Provided records:

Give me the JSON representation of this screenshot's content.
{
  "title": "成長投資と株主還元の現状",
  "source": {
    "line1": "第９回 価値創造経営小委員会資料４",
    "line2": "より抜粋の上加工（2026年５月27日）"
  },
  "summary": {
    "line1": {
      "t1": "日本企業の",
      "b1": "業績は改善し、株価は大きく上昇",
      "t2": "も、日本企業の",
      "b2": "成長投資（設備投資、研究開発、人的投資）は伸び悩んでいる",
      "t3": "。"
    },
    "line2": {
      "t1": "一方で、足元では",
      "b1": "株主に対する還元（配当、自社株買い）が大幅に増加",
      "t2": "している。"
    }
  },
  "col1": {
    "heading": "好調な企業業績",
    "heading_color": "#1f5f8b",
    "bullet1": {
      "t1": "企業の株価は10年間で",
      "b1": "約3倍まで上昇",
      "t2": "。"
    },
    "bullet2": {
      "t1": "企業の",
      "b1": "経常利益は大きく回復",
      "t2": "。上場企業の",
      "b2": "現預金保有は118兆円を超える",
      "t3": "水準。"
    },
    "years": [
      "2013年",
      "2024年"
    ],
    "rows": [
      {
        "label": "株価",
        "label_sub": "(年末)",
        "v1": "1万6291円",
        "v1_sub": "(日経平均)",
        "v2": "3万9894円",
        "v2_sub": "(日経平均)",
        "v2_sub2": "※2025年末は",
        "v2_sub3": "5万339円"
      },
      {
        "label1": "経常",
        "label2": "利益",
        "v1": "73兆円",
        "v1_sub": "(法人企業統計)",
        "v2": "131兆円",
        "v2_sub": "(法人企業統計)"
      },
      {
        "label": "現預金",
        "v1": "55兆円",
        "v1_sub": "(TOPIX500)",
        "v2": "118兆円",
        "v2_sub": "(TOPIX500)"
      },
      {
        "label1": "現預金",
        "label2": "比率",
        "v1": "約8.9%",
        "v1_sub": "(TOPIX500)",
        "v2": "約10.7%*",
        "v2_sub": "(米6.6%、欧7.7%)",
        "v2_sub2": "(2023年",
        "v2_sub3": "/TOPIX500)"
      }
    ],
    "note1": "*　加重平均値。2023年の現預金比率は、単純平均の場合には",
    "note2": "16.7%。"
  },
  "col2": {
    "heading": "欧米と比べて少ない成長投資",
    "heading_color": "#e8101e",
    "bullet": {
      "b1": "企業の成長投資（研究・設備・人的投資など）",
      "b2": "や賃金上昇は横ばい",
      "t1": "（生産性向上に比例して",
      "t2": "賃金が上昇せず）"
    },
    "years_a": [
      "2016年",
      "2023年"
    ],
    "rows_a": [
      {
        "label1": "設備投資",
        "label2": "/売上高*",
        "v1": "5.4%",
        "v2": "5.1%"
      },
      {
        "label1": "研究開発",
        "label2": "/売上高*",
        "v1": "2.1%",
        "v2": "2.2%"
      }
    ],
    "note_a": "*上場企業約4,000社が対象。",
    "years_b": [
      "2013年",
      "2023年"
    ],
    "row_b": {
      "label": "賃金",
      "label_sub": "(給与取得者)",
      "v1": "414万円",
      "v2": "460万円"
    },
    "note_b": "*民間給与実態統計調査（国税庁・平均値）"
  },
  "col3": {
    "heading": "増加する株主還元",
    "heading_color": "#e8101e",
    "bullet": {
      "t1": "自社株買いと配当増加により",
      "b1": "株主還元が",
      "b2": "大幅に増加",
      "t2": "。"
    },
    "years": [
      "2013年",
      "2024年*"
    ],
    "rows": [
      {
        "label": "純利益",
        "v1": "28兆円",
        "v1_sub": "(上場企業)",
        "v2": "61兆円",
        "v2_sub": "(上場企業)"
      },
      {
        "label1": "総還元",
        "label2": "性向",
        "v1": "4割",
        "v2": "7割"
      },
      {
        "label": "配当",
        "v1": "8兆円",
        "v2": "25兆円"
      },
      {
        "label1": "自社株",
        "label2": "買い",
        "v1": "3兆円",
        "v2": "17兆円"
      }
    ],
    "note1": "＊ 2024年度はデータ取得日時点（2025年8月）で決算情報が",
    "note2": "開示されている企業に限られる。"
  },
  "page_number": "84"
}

Task goal: Select and copy every line of the listing with the word "研究開発".

Task solution:
      "b2": "成長投資（設備投資、研究開発、人的投資）は伸び悩んでいる",
        "label1": "研究開発",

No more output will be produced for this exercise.